▶ Goal: Copy every line from the data below in which the string "dominios" can be found.

▶ Entries:
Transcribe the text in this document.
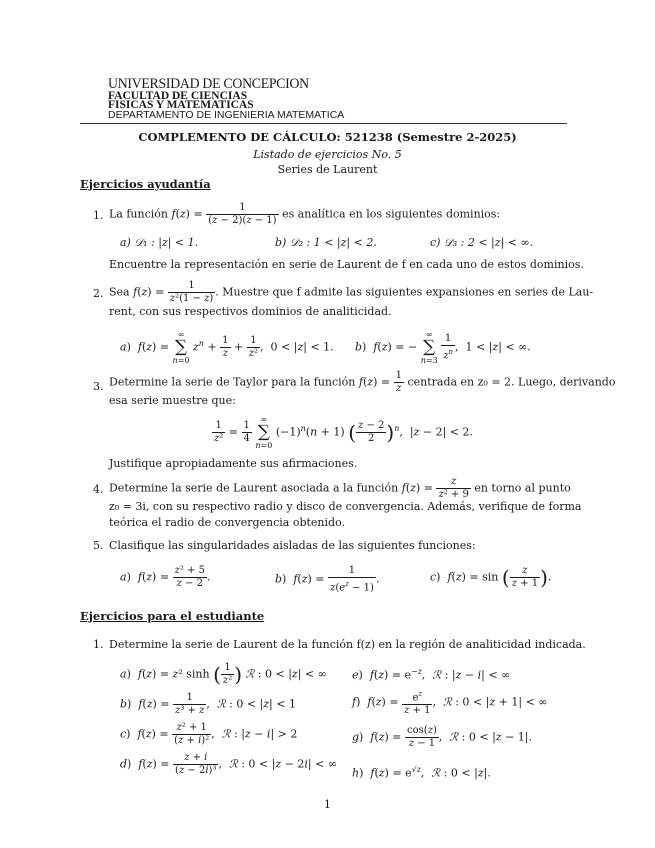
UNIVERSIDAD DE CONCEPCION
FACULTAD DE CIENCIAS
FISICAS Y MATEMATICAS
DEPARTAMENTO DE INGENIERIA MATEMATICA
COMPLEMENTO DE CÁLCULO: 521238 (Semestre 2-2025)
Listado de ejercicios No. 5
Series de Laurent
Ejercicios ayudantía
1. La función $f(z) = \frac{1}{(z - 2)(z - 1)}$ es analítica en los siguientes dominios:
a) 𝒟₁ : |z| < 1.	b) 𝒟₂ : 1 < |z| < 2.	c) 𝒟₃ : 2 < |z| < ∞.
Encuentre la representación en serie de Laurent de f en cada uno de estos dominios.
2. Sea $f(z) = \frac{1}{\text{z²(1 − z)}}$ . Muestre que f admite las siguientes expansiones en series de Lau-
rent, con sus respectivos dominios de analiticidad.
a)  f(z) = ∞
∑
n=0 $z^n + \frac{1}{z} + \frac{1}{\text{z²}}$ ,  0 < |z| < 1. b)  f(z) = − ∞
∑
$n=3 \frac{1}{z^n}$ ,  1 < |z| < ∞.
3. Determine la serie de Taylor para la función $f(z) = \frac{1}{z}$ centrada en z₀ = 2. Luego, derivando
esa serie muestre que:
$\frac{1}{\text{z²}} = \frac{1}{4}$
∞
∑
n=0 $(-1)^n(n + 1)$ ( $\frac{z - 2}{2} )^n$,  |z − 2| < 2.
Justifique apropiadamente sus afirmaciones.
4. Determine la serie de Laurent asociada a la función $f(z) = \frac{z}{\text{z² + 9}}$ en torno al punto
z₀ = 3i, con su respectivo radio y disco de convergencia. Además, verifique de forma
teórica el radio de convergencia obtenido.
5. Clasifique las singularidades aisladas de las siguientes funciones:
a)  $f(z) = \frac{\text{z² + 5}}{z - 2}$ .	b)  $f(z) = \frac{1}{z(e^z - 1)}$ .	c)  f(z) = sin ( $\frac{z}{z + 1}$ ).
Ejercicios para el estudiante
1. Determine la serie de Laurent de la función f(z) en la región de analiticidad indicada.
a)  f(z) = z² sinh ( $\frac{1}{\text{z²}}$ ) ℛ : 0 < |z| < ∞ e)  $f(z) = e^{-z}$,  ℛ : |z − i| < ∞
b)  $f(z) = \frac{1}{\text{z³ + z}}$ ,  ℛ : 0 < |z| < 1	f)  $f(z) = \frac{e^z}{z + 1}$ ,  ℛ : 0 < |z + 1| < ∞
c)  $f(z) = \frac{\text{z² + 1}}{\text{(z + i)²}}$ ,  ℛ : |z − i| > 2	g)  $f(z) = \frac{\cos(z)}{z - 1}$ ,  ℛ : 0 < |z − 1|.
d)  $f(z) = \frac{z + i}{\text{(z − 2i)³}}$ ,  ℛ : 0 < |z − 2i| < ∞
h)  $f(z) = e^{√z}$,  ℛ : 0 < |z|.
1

▶ In response:
1. La función $f(z) = \frac{1}{(z - 2)(z - 1)}$ es analítica en los siguientes dominios:
Encuentre la representación en serie de Laurent de f en cada uno de estos dominios.
rent, con sus respectivos dominios de analiticidad.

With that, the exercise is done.